AIM OF THE EXERCISE: Every record should be written out exactly, please.

DATA TO PROCESS:
===============
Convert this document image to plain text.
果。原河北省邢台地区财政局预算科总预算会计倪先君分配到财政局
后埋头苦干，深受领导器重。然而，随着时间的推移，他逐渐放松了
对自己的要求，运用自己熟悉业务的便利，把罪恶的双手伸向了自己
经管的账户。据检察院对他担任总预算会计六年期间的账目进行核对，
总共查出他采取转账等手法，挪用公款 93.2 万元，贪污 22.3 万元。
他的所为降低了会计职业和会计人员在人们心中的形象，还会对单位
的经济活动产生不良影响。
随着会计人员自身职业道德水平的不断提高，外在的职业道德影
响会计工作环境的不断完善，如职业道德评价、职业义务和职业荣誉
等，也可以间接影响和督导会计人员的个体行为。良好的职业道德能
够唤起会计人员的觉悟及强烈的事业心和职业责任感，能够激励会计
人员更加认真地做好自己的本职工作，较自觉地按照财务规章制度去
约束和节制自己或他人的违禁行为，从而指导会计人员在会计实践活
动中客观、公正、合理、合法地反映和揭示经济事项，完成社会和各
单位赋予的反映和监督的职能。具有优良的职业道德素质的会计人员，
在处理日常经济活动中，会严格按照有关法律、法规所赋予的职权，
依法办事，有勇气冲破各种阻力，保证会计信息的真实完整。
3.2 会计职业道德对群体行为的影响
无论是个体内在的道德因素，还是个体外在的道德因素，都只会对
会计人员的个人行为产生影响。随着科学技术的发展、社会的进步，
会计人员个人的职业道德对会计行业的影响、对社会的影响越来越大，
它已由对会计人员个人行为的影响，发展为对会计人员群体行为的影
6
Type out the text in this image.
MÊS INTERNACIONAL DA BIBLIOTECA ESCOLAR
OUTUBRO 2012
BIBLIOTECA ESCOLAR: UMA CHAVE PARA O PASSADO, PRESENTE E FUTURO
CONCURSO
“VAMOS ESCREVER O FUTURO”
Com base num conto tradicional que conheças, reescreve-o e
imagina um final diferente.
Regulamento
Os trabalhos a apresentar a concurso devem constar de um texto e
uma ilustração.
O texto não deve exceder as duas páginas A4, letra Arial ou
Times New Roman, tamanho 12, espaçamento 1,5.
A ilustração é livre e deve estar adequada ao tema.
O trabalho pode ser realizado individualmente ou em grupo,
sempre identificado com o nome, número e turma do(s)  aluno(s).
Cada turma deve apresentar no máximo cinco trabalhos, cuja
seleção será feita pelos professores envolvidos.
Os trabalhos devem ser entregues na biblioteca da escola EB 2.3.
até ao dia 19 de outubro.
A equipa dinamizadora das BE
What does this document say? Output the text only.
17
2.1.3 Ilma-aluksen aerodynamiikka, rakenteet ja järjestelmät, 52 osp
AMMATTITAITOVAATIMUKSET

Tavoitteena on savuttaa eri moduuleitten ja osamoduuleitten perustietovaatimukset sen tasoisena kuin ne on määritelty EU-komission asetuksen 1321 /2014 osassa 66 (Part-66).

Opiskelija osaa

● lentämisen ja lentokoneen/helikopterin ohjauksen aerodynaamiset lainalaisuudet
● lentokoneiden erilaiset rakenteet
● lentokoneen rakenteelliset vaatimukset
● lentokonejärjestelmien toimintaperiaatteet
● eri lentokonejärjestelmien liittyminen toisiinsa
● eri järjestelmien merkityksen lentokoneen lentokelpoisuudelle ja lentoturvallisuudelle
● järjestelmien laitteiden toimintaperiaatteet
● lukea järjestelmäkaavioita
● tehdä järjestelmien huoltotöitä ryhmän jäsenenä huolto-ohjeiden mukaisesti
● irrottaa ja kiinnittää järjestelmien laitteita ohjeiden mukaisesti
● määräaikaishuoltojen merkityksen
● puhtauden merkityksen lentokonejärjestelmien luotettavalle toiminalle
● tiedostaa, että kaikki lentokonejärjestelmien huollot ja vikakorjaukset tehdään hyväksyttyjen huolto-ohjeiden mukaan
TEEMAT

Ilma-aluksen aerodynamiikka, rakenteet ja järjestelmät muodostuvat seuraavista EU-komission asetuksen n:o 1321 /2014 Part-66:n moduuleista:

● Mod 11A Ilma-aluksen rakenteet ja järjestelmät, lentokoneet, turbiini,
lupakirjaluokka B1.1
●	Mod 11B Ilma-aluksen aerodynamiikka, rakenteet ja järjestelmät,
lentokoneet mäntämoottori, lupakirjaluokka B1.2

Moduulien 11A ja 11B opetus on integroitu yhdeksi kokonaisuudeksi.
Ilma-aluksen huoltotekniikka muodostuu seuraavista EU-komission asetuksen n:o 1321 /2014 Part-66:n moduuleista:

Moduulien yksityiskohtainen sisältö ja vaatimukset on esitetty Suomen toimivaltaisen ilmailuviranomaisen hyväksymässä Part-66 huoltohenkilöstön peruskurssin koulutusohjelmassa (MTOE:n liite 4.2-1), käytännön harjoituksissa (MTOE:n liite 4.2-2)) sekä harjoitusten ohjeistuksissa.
===============
COMPLETE ANSWER:
Convert this document image to plain text.
果。原河北省邢台地区财政局预算科总预算会计倪先君分配到财政局
后埋头苦干，深受领导器重。然而，随着时间的推移，他逐渐放松了
对自己的要求，运用自己熟悉业务的便利，把罪恶的双手伸向了自己
经管的账户。据检察院对他担任总预算会计六年期间的账目进行核对，
总共查出他采取转账等手法，挪用公款 93.2 万元，贪污 22.3 万元。
他的所为降低了会计职业和会计人员在人们心中的形象，还会对单位
的经济活动产生不良影响。
随着会计人员自身职业道德水平的不断提高，外在的职业道德影
响会计工作环境的不断完善，如职业道德评价、职业义务和职业荣誉
等，也可以间接影响和督导会计人员的个体行为。良好的职业道德能
够唤起会计人员的觉悟及强烈的事业心和职业责任感，能够激励会计
人员更加认真地做好自己的本职工作，较自觉地按照财务规章制度去
约束和节制自己或他人的违禁行为，从而指导会计人员在会计实践活
动中客观、公正、合理、合法地反映和揭示经济事项，完成社会和各
单位赋予的反映和监督的职能。具有优良的职业道德素质的会计人员，
在处理日常经济活动中，会严格按照有关法律、法规所赋予的职权，
依法办事，有勇气冲破各种阻力，保证会计信息的真实完整。
3.2 会计职业道德对群体行为的影响
无论是个体内在的道德因素，还是个体外在的道德因素，都只会对
会计人员的个人行为产生影响。随着科学技术的发展、社会的进步，
会计人员个人的职业道德对会计行业的影响、对社会的影响越来越大，
它已由对会计人员个人行为的影响，发展为对会计人员群体行为的影
6
Type out the text in this image.
MÊS INTERNACIONAL DA BIBLIOTECA ESCOLAR
OUTUBRO 2012
BIBLIOTECA ESCOLAR: UMA CHAVE PARA O PASSADO, PRESENTE E FUTURO
CONCURSO
“VAMOS ESCREVER O FUTURO”
Com base num conto tradicional que conheças, reescreve-o e
imagina um final diferente.
Regulamento
Os trabalhos a apresentar a concurso devem constar de um texto e
uma ilustração.
O texto não deve exceder as duas páginas A4, letra Arial ou
Times New Roman, tamanho 12, espaçamento 1,5.
A ilustração é livre e deve estar adequada ao tema.
O trabalho pode ser realizado individualmente ou em grupo,
sempre identificado com o nome, número e turma do(s)  aluno(s).
Cada turma deve apresentar no máximo cinco trabalhos, cuja
seleção será feita pelos professores envolvidos.
Os trabalhos devem ser entregues na biblioteca da escola EB 2.3.
até ao dia 19 de outubro.
A equipa dinamizadora das BE
What does this document say? Output the text only.
17
2.1.3 Ilma-aluksen aerodynamiikka, rakenteet ja järjestelmät, 52 osp
AMMATTITAITOVAATIMUKSET

Tavoitteena on savuttaa eri moduuleitten ja osamoduuleitten perustietovaatimukset sen tasoisena kuin ne on määritelty EU-komission asetuksen 1321 /2014 osassa 66 (Part-66).

Opiskelija osaa

● lentämisen ja lentokoneen/helikopterin ohjauksen aerodynaamiset lainalaisuudet
● lentokoneiden erilaiset rakenteet
● lentokoneen rakenteelliset vaatimukset
● lentokonejärjestelmien toimintaperiaatteet
● eri lentokonejärjestelmien liittyminen toisiinsa
● eri järjestelmien merkityksen lentokoneen lentokelpoisuudelle ja lentoturvallisuudelle
● järjestelmien laitteiden toimintaperiaatteet
● lukea järjestelmäkaavioita
● tehdä järjestelmien huoltotöitä ryhmän jäsenenä huolto-ohjeiden mukaisesti
● irrottaa ja kiinnittää järjestelmien laitteita ohjeiden mukaisesti
● määräaikaishuoltojen merkityksen
● puhtauden merkityksen lentokonejärjestelmien luotettavalle toiminalle
● tiedostaa, että kaikki lentokonejärjestelmien huollot ja vikakorjaukset tehdään hyväksyttyjen huolto-ohjeiden mukaan
TEEMAT

Ilma-aluksen aerodynamiikka, rakenteet ja järjestelmät muodostuvat seuraavista EU-komission asetuksen n:o 1321 /2014 Part-66:n moduuleista:

● Mod 11A Ilma-aluksen rakenteet ja järjestelmät, lentokoneet, turbiini,
lupakirjaluokka B1.1
●	Mod 11B Ilma-aluksen aerodynamiikka, rakenteet ja järjestelmät,
lentokoneet mäntämoottori, lupakirjaluokka B1.2

Moduulien 11A ja 11B opetus on integroitu yhdeksi kokonaisuudeksi.
Ilma-aluksen huoltotekniikka muodostuu seuraavista EU-komission asetuksen n:o 1321 /2014 Part-66:n moduuleista:

Moduulien yksityiskohtainen sisältö ja vaatimukset on esitetty Suomen toimivaltaisen ilmailuviranomaisen hyväksymässä Part-66 huoltohenkilöstön peruskurssin koulutusohjelmassa (MTOE:n liite 4.2-1), käytännön harjoituksissa (MTOE:n liite 4.2-2)) sekä harjoitusten ohjeistuksissa.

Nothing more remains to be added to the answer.